#### [Task requirements]
Please copy the records below word for word, keeping every line in its original order.

Page element annotations:
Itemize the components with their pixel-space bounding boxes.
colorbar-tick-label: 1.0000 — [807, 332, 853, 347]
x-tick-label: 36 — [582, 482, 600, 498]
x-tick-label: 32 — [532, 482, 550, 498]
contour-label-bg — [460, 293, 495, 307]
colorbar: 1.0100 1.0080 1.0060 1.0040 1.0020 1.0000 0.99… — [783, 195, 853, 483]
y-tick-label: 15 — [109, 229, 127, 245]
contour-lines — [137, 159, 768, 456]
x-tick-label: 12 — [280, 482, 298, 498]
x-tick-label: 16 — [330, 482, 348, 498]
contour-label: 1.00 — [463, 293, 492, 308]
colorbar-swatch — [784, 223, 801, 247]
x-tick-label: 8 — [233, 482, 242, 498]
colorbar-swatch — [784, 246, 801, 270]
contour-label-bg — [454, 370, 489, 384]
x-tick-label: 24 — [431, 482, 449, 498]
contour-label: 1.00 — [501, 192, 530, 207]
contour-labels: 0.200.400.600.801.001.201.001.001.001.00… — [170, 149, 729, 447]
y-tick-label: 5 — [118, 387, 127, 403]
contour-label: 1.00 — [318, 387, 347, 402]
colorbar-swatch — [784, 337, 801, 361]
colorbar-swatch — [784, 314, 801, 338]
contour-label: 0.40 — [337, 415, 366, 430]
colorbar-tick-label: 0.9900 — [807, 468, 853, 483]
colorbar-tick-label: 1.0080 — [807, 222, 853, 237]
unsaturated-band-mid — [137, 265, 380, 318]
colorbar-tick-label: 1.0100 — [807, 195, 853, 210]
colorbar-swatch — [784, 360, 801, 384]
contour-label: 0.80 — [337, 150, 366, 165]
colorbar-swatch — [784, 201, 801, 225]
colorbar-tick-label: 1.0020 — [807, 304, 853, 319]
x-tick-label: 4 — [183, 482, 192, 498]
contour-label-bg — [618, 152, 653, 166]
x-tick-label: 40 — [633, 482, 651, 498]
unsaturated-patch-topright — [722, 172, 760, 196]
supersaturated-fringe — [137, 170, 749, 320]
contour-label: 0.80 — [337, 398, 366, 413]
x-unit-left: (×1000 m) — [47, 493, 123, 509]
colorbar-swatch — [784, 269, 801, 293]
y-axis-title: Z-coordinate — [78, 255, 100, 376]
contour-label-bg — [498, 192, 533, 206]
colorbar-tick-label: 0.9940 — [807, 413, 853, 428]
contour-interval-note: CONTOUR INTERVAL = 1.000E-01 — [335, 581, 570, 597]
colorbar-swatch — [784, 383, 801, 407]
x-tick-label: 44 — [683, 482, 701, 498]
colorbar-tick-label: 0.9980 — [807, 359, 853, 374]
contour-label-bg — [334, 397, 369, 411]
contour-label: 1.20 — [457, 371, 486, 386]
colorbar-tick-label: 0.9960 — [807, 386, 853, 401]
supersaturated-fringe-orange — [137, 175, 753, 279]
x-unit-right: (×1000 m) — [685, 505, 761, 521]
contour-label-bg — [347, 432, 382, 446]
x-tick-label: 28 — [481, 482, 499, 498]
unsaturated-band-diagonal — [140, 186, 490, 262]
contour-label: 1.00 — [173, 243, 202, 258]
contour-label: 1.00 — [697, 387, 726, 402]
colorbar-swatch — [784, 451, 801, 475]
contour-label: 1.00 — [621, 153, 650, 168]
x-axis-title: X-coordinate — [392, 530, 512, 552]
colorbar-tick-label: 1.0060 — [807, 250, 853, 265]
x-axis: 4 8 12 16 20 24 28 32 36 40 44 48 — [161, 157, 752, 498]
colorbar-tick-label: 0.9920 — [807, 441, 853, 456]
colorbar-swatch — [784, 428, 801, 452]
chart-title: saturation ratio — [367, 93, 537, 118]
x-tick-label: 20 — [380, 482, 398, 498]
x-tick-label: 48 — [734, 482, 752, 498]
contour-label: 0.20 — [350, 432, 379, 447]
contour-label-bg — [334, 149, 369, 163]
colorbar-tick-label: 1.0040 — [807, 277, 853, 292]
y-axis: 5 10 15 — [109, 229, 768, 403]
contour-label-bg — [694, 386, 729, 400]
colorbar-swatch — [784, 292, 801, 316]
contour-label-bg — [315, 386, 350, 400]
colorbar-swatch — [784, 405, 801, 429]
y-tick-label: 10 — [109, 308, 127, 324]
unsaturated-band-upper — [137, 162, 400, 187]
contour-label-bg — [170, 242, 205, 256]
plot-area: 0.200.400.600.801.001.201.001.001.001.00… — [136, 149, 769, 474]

#### [Answer for this exercise]
Itemize the components with their pixel-space bounding boxes.
colorbar-tick-label: 1.0000 — [807, 332, 853, 347]
x-tick-label: 36 — [582, 482, 600, 498]
x-tick-label: 32 — [532, 482, 550, 498]
contour-label-bg — [460, 293, 495, 307]
colorbar: 1.0100 1.0080 1.0060 1.0040 1.0020 1.0000 0.99… — [783, 195, 853, 483]
y-tick-label: 15 — [109, 229, 127, 245]
contour-lines — [137, 159, 768, 456]
x-tick-label: 12 — [280, 482, 298, 498]
x-tick-label: 16 — [330, 482, 348, 498]
contour-label: 1.00 — [463, 293, 492, 308]
colorbar-swatch — [784, 223, 801, 247]
x-tick-label: 8 — [233, 482, 242, 498]
colorbar-swatch — [784, 246, 801, 270]
contour-label-bg — [454, 370, 489, 384]
x-tick-label: 24 — [431, 482, 449, 498]
contour-label: 1.00 — [501, 192, 530, 207]
contour-labels: 0.200.400.600.801.001.201.001.001.001.00… — [170, 149, 729, 447]
y-tick-label: 5 — [118, 387, 127, 403]
contour-label: 1.00 — [318, 387, 347, 402]
colorbar-swatch — [784, 337, 801, 361]
colorbar-swatch — [784, 314, 801, 338]
contour-label: 0.40 — [337, 415, 366, 430]
colorbar-tick-label: 0.9900 — [807, 468, 853, 483]
colorbar-tick-label: 1.0080 — [807, 222, 853, 237]
unsaturated-band-mid — [137, 265, 380, 318]
colorbar-tick-label: 1.0100 — [807, 195, 853, 210]
colorbar-swatch — [784, 360, 801, 384]
contour-label: 0.80 — [337, 150, 366, 165]
colorbar-swatch — [784, 201, 801, 225]
colorbar-tick-label: 1.0020 — [807, 304, 853, 319]
x-tick-label: 4 — [183, 482, 192, 498]
contour-label-bg — [618, 152, 653, 166]
x-tick-label: 40 — [633, 482, 651, 498]
unsaturated-patch-topright — [722, 172, 760, 196]
supersaturated-fringe — [137, 170, 749, 320]
contour-label: 0.80 — [337, 398, 366, 413]
x-unit-left: (×1000 m) — [47, 493, 123, 509]
colorbar-swatch — [784, 269, 801, 293]
y-axis-title: Z-coordinate — [78, 255, 100, 376]
contour-label-bg — [498, 192, 533, 206]
colorbar-tick-label: 0.9940 — [807, 413, 853, 428]
contour-interval-note: CONTOUR INTERVAL = 1.000E-01 — [335, 581, 570, 597]
colorbar-swatch — [784, 383, 801, 407]
x-tick-label: 44 — [683, 482, 701, 498]
colorbar-tick-label: 0.9980 — [807, 359, 853, 374]
contour-label-bg — [334, 397, 369, 411]
contour-label: 1.20 — [457, 371, 486, 386]
colorbar-tick-label: 0.9960 — [807, 386, 853, 401]
supersaturated-fringe-orange — [137, 175, 753, 279]
x-unit-right: (×1000 m) — [685, 505, 761, 521]
contour-label-bg — [347, 432, 382, 446]
x-tick-label: 28 — [481, 482, 499, 498]
unsaturated-band-diagonal — [140, 186, 490, 262]
contour-label: 1.00 — [173, 243, 202, 258]
contour-label: 1.00 — [697, 387, 726, 402]
colorbar-swatch — [784, 451, 801, 475]
contour-label: 1.00 — [621, 153, 650, 168]
x-axis-title: X-coordinate — [392, 530, 512, 552]
colorbar-tick-label: 1.0060 — [807, 250, 853, 265]
x-axis: 4 8 12 16 20 24 28 32 36 40 44 48 — [161, 157, 752, 498]
colorbar-tick-label: 0.9920 — [807, 441, 853, 456]
colorbar-swatch — [784, 428, 801, 452]
chart-title: saturation ratio — [367, 93, 537, 118]
x-tick-label: 20 — [380, 482, 398, 498]
x-tick-label: 48 — [734, 482, 752, 498]
contour-label: 0.20 — [350, 432, 379, 447]
contour-label-bg — [334, 149, 369, 163]
colorbar-tick-label: 1.0040 — [807, 277, 853, 292]
y-axis: 5 10 15 — [109, 229, 768, 403]
contour-label-bg — [694, 386, 729, 400]
colorbar-swatch — [784, 292, 801, 316]
contour-label-bg — [315, 386, 350, 400]
colorbar-swatch — [784, 405, 801, 429]
y-tick-label: 10 — [109, 308, 127, 324]
unsaturated-band-upper — [137, 162, 400, 187]
contour-label-bg — [170, 242, 205, 256]
plot-area: 0.200.400.600.801.001.201.001.001.001.00… — [136, 149, 769, 474]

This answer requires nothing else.